- _Task directions_: Your task is to locate every line holding the string "opportunity" and to copy each of them.
## Begin Record excerpts
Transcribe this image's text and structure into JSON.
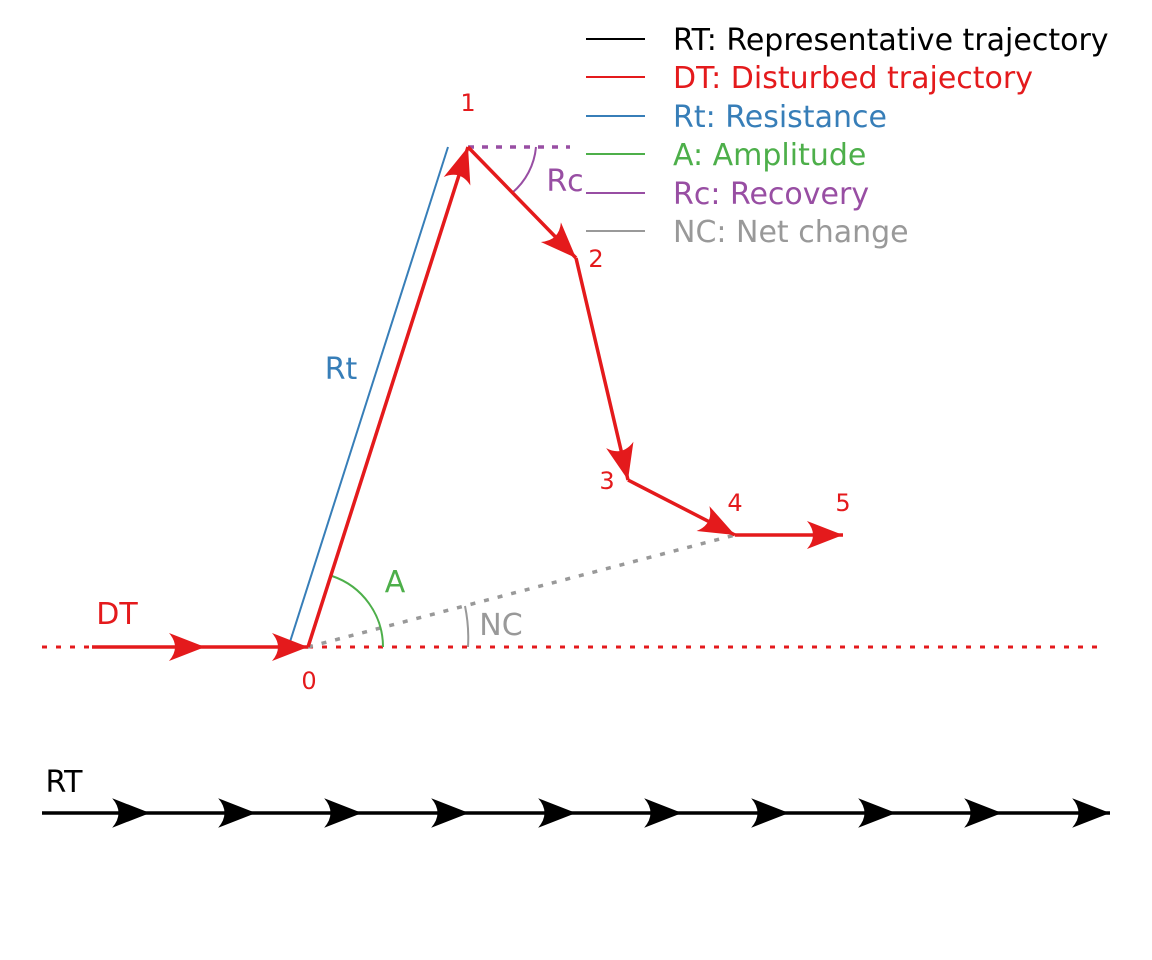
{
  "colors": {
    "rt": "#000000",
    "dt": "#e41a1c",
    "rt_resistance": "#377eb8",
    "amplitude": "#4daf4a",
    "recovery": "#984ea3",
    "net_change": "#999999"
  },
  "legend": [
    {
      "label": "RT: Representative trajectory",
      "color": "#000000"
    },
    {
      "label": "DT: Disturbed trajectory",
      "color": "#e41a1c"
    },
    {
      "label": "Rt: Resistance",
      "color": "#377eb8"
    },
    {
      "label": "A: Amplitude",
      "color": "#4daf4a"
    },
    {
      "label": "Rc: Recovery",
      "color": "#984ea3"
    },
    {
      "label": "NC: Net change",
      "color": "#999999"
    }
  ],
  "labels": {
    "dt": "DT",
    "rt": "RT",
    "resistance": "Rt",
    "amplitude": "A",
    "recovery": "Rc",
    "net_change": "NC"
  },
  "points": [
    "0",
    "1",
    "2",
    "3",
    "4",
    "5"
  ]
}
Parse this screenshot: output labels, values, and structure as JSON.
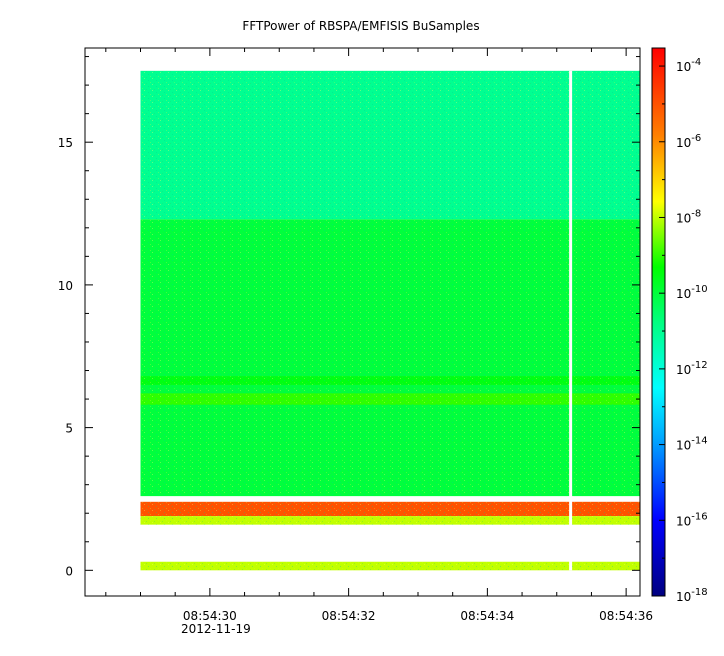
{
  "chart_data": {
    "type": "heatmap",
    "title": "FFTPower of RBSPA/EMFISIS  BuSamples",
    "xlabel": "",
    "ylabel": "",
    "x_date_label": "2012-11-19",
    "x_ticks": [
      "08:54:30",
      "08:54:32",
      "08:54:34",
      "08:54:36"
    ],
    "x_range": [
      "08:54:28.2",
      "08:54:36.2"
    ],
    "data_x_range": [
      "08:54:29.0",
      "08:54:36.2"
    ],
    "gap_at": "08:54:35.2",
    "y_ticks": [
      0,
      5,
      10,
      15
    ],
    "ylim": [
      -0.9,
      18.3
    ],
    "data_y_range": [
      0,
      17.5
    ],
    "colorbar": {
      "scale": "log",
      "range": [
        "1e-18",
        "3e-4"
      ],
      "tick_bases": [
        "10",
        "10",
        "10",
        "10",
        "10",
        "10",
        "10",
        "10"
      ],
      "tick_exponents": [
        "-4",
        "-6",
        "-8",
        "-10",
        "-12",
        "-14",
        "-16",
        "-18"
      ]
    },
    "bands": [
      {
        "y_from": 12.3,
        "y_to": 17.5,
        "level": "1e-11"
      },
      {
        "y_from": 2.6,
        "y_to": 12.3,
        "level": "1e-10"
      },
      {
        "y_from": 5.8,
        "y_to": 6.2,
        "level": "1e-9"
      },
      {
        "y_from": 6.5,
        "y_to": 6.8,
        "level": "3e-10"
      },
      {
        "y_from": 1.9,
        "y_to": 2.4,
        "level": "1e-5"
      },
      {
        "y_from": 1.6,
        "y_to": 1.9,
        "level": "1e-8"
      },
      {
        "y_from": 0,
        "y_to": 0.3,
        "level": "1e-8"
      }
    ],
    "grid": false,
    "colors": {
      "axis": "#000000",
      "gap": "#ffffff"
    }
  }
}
## End Record excerpts
## Begin Record excerpts
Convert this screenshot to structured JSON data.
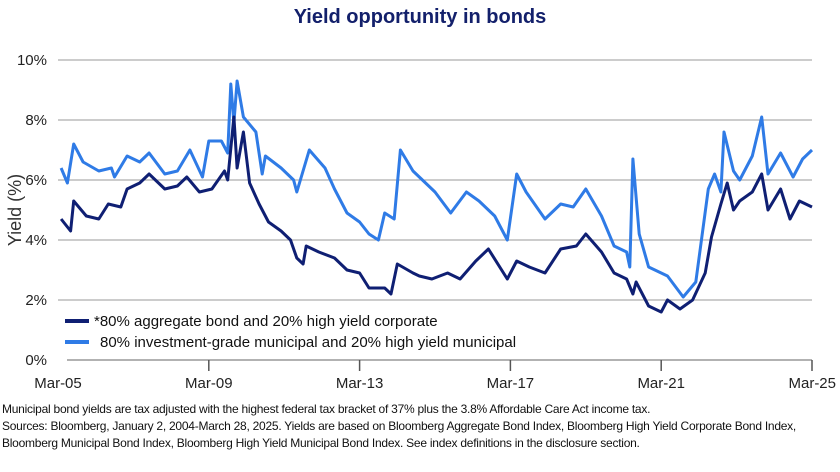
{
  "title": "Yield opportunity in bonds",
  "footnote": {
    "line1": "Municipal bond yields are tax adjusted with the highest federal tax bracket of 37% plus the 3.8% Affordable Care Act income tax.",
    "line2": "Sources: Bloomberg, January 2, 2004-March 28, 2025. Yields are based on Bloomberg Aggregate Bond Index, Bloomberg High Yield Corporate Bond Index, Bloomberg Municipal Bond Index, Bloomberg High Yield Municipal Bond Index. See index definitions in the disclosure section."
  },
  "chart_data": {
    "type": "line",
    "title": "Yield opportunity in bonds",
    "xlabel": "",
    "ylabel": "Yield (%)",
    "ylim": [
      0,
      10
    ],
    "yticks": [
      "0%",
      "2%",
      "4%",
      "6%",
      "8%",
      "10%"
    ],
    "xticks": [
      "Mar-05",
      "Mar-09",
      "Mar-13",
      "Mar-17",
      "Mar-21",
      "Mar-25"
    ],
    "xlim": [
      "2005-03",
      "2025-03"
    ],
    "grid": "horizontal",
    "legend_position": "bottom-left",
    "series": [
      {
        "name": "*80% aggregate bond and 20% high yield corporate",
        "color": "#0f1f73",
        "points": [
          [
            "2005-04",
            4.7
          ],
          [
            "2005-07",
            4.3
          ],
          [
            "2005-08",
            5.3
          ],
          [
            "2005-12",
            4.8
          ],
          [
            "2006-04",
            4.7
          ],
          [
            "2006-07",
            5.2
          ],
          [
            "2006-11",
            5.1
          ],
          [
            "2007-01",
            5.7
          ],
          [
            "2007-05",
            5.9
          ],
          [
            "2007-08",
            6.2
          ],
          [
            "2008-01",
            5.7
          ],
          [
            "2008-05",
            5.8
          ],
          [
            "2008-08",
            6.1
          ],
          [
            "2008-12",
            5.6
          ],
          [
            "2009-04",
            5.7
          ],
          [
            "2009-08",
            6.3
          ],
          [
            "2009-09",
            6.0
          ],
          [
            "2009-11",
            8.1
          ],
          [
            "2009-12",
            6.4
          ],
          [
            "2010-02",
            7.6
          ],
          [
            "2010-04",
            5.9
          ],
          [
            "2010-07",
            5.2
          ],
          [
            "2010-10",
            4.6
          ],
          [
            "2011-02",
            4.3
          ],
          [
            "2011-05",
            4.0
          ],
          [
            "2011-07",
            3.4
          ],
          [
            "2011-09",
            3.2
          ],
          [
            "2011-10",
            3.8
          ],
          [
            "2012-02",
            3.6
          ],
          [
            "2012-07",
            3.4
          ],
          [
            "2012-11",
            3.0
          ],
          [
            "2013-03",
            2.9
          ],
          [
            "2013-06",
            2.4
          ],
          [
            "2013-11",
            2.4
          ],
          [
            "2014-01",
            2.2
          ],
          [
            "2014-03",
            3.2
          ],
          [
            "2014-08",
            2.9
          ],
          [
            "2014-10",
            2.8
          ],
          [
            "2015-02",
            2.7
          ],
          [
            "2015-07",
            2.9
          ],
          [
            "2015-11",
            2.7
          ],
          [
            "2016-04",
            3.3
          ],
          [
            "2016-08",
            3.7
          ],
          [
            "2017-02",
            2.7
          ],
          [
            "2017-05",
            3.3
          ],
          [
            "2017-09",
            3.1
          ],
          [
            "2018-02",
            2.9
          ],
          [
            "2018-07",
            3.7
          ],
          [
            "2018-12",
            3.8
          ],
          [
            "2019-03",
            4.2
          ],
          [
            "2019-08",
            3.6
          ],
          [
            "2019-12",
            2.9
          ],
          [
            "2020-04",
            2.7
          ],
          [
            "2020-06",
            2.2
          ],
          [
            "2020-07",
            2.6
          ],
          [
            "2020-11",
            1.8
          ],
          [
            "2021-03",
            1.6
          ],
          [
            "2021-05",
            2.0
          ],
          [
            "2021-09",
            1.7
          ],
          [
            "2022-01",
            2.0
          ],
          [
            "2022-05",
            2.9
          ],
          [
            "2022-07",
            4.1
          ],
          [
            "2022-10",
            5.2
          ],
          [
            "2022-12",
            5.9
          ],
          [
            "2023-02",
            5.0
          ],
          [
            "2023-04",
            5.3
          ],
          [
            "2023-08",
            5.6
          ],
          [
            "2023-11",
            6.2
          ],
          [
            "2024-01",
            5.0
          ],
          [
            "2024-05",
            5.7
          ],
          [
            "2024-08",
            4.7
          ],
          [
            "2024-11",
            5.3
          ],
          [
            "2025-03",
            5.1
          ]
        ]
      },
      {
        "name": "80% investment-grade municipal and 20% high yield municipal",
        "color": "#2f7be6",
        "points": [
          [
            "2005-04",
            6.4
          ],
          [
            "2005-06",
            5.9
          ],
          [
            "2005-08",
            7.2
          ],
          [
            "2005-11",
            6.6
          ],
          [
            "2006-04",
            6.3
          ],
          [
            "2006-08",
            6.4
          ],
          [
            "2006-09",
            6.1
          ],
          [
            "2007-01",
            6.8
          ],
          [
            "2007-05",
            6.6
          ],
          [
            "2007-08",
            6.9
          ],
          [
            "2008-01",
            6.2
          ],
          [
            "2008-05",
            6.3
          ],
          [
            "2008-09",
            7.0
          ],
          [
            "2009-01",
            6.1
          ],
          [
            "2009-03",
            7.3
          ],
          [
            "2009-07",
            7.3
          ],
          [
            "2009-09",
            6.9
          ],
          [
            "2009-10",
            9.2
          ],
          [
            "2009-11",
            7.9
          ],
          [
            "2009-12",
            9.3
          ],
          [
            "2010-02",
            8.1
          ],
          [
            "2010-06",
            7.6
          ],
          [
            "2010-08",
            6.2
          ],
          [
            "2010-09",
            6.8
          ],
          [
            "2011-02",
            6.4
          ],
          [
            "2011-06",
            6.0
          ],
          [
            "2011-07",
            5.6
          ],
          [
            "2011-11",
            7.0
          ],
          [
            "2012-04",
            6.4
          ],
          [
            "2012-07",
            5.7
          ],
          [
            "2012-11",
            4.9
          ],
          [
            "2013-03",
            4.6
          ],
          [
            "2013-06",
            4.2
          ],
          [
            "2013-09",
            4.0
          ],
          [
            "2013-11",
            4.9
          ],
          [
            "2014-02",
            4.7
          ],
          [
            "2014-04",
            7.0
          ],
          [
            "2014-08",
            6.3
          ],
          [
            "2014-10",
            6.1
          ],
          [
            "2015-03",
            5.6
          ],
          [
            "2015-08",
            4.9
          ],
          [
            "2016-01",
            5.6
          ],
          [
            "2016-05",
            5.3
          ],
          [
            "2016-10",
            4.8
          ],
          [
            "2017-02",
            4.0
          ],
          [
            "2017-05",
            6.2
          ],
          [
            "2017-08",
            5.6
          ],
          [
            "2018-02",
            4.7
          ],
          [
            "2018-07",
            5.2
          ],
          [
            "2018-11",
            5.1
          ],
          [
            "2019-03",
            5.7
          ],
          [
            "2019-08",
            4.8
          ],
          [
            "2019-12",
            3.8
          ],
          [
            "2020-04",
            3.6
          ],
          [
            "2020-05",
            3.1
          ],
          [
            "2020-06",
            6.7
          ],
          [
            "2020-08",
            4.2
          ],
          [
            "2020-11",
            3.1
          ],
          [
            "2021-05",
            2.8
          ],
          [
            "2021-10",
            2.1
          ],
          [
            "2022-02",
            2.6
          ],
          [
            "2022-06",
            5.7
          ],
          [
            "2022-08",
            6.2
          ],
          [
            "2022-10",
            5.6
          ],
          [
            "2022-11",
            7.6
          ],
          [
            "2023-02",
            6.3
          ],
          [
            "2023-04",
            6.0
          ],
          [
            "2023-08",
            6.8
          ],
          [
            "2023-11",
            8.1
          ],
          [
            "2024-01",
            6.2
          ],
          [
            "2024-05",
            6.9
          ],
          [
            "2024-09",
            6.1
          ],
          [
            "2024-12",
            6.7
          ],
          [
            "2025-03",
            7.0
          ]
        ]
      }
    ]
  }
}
## End Record excerpts
## Begin Record excerpts
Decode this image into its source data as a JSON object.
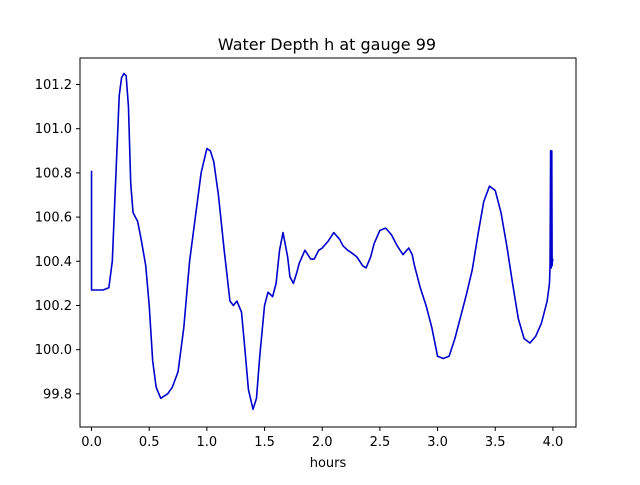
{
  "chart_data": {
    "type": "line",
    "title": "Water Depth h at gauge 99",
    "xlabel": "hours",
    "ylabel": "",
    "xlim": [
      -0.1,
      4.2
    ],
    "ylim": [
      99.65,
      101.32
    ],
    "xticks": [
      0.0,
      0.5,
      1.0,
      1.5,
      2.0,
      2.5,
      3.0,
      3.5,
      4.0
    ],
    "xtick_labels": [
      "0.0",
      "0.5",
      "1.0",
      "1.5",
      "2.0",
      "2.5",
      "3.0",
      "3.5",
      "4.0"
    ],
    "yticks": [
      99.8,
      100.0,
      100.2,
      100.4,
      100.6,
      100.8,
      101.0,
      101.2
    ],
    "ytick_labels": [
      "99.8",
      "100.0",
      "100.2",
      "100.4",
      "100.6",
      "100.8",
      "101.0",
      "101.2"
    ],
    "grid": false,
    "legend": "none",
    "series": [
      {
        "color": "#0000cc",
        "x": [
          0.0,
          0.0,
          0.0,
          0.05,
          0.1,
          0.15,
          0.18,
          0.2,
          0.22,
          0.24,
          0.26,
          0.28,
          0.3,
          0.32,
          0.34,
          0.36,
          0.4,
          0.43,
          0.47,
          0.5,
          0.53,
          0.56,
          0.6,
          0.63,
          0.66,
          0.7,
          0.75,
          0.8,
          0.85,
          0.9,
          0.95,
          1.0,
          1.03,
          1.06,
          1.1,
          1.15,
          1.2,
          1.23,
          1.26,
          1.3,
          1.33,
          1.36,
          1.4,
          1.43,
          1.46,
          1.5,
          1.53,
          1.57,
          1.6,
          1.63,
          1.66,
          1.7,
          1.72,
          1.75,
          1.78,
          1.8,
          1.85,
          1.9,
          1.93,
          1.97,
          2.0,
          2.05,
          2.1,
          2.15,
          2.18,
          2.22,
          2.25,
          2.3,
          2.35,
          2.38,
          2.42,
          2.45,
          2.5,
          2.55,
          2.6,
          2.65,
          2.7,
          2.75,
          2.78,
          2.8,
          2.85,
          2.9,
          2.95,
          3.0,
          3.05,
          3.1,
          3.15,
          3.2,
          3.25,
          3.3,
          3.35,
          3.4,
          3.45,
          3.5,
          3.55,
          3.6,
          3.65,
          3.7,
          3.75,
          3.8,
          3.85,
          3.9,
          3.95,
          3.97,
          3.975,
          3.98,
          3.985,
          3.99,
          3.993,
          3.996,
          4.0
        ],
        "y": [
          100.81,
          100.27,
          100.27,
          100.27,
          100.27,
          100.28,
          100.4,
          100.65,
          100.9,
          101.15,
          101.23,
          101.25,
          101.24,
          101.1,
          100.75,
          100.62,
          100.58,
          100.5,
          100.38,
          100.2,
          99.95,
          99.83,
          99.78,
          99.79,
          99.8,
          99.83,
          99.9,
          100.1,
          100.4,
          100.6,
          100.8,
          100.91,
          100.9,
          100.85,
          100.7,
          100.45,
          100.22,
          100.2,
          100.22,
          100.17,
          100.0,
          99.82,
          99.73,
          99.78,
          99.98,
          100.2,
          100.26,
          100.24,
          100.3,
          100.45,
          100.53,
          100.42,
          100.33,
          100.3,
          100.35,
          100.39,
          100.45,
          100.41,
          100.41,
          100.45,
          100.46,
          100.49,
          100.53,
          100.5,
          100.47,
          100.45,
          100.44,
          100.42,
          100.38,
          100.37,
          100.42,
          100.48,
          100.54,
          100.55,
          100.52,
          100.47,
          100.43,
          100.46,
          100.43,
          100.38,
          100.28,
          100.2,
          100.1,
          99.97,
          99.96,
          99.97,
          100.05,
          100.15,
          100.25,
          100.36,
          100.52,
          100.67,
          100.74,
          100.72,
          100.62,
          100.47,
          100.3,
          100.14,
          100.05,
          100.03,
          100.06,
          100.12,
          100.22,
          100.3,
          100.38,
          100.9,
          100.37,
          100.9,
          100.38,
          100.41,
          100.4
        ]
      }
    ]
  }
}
## End Record excerpts
- _Output for this task_:
  "title": "Yield opportunity in bonds",
    "title": "Yield opportunity in bonds",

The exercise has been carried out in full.